**Directive:**
Each line containing the word "backspace" must be collected.

**Lines of data:**

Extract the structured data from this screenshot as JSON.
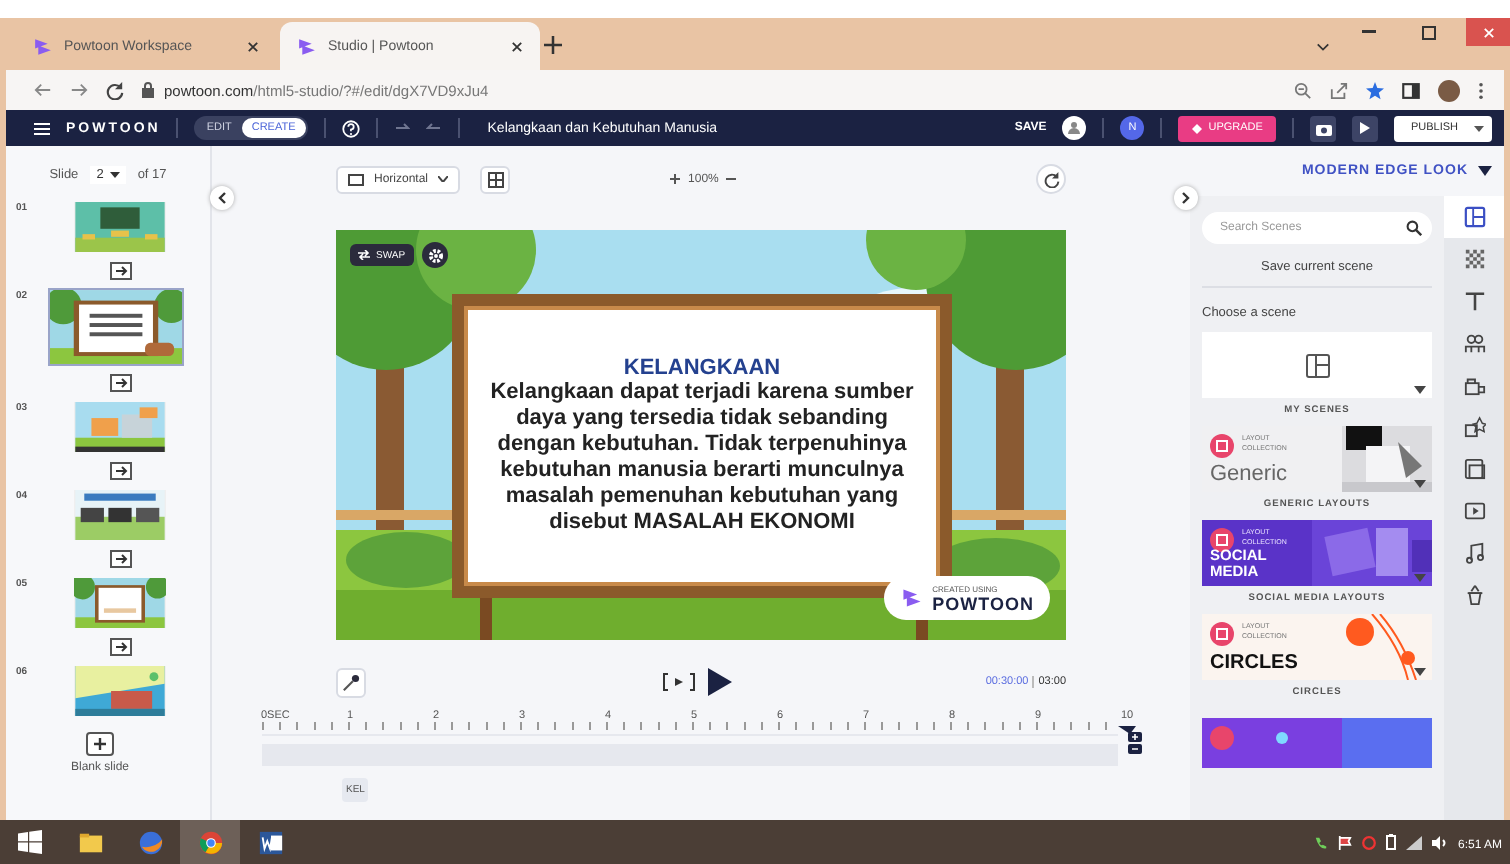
{
  "browser": {
    "tabs": [
      {
        "title": "Powtoon Workspace",
        "selected": false
      },
      {
        "title": "Studio | Powtoon",
        "selected": true
      }
    ],
    "url_domain": "powtoon.com",
    "url_path": "/html5-studio/?#/edit/dgX7VD9xJu4"
  },
  "app_bar": {
    "logo": "POWTOON",
    "modes": [
      {
        "label": "EDIT",
        "selected": false
      },
      {
        "label": "CREATE",
        "selected": true
      }
    ],
    "title": "Kelangkaan dan Kebutuhan Manusia",
    "save": "SAVE",
    "user_initial": "N",
    "upgrade": "UPGRADE",
    "publish": "PUBLISH"
  },
  "slides_panel": {
    "label": "Slide",
    "current": "2",
    "total": "of 17",
    "slides": [
      {
        "number": "01",
        "selected": false
      },
      {
        "number": "02",
        "selected": true
      },
      {
        "number": "03",
        "selected": false
      },
      {
        "number": "04",
        "selected": false
      },
      {
        "number": "05",
        "selected": false
      },
      {
        "number": "06",
        "selected": false
      }
    ],
    "blank_slide": "Blank slide"
  },
  "canvas": {
    "orientation": "Horizontal",
    "zoom": "100%",
    "swap": "SWAP",
    "heading": "KELANGKAAN",
    "body": "Kelangkaan dapat terjadi karena sumber daya yang tersedia tidak sebanding dengan kebutuhan. Tidak terpenuhinya kebutuhan manusia berarti munculnya masalah pemenuhan kebutuhan yang disebut MASALAH EKONOMI",
    "badge_small": "CREATED USING",
    "badge_brand": "POWTOON"
  },
  "timeline": {
    "time_current": "00:30:00",
    "time_total": "03:00",
    "ticks": [
      "0SEC",
      "1",
      "2",
      "3",
      "4",
      "5",
      "6",
      "7",
      "8",
      "9",
      "10"
    ],
    "layer": "KEL"
  },
  "scenes_panel": {
    "style": "MODERN EDGE LOOK",
    "search_placeholder": "Search Scenes",
    "save_scene": "Save current scene",
    "choose": "Choose a scene",
    "cards": [
      {
        "kind": "my",
        "label": "MY SCENES"
      },
      {
        "kind": "generic",
        "tag": "LAYOUT COLLECTION",
        "title": "Generic",
        "label": "GENERIC LAYOUTS"
      },
      {
        "kind": "social",
        "tag": "LAYOUT COLLECTION",
        "title": "SOCIAL MEDIA",
        "label": "SOCIAL MEDIA LAYOUTS"
      },
      {
        "kind": "circles",
        "tag": "LAYOUT COLLECTION",
        "title": "CIRCLES",
        "label": "CIRCLES"
      },
      {
        "kind": "partial"
      }
    ]
  },
  "rail": {
    "items": [
      {
        "selected": true
      },
      {
        "selected": false
      },
      {
        "selected": false
      },
      {
        "selected": false
      },
      {
        "selected": false
      },
      {
        "selected": false
      },
      {
        "selected": false
      },
      {
        "selected": false
      },
      {
        "selected": false
      },
      {
        "selected": false
      }
    ]
  },
  "taskbar": {
    "time": "6:51 AM"
  }
}
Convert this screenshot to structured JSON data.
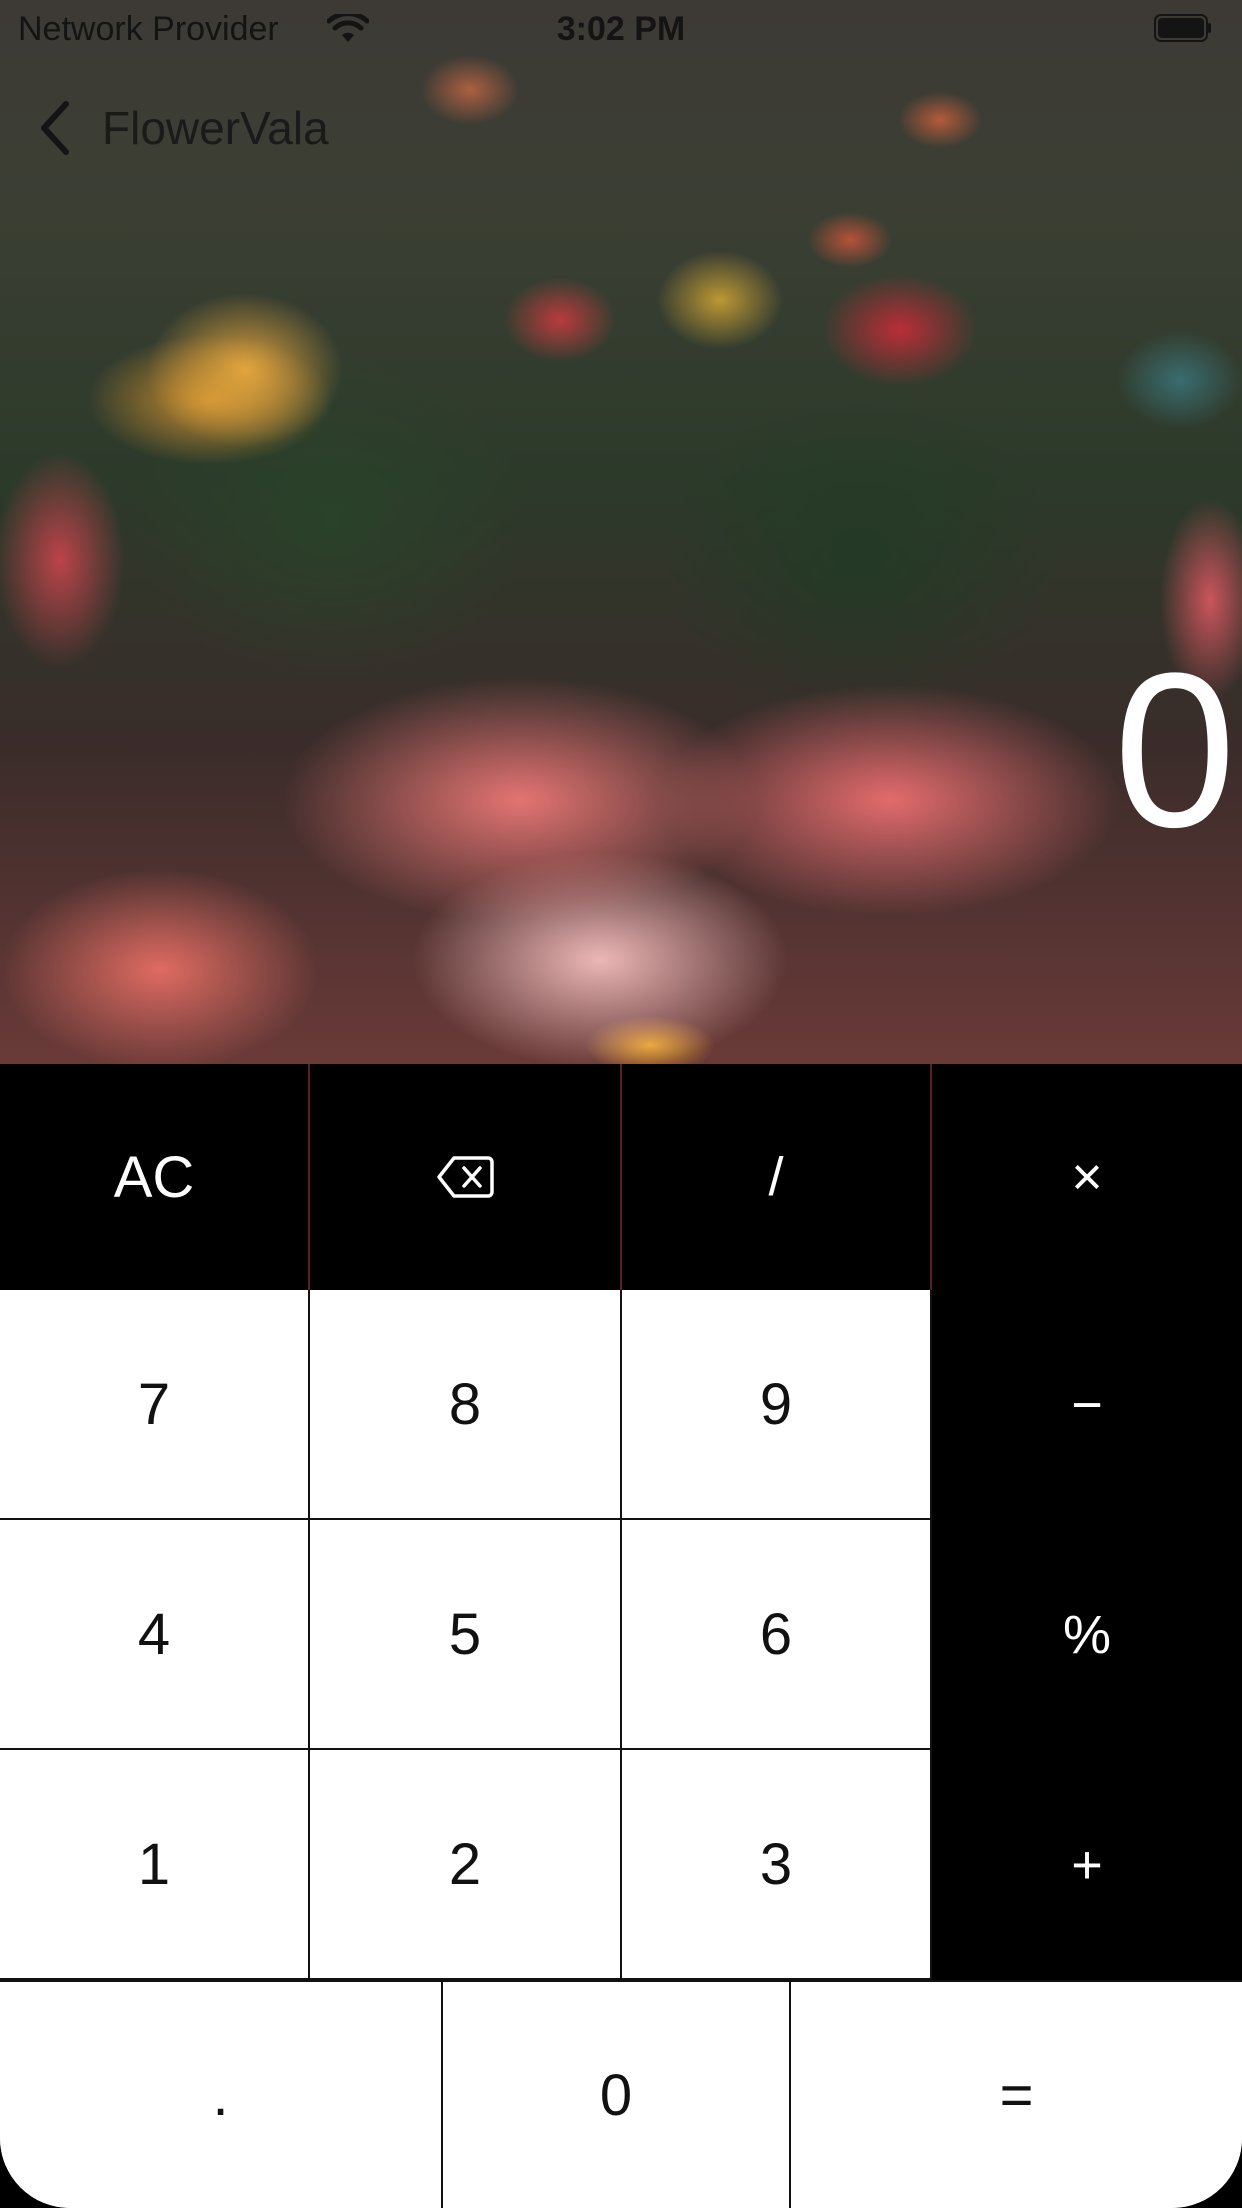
{
  "status_bar": {
    "carrier": "Network Provider",
    "time": "3:02 PM",
    "wifi_icon": "wifi-icon",
    "battery_icon": "battery-icon"
  },
  "nav": {
    "back_icon": "chevron-left-icon",
    "title": "FlowerVala"
  },
  "display": {
    "value": "0"
  },
  "keypad": {
    "row1": [
      "AC",
      "backspace",
      "/",
      "×"
    ],
    "row2": [
      "7",
      "8",
      "9",
      "−"
    ],
    "row3": [
      "4",
      "5",
      "6",
      "%"
    ],
    "row4": [
      "1",
      "2",
      "3",
      "+"
    ],
    "row5": [
      ".",
      "0",
      "="
    ],
    "labels": {
      "ac": "AC",
      "divide": "/",
      "multiply": "×",
      "minus": "−",
      "percent": "%",
      "plus": "+",
      "dot": ".",
      "equals": "=",
      "d0": "0",
      "d1": "1",
      "d2": "2",
      "d3": "3",
      "d4": "4",
      "d5": "5",
      "d6": "6",
      "d7": "7",
      "d8": "8",
      "d9": "9"
    },
    "backspace_icon": "backspace-icon"
  },
  "colors": {
    "key_dark": "#000000",
    "key_light": "#ffffff",
    "display_text": "#ffffff"
  }
}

**Written answer:**
      "backspace",
    "backspace_icon": "backspace-icon"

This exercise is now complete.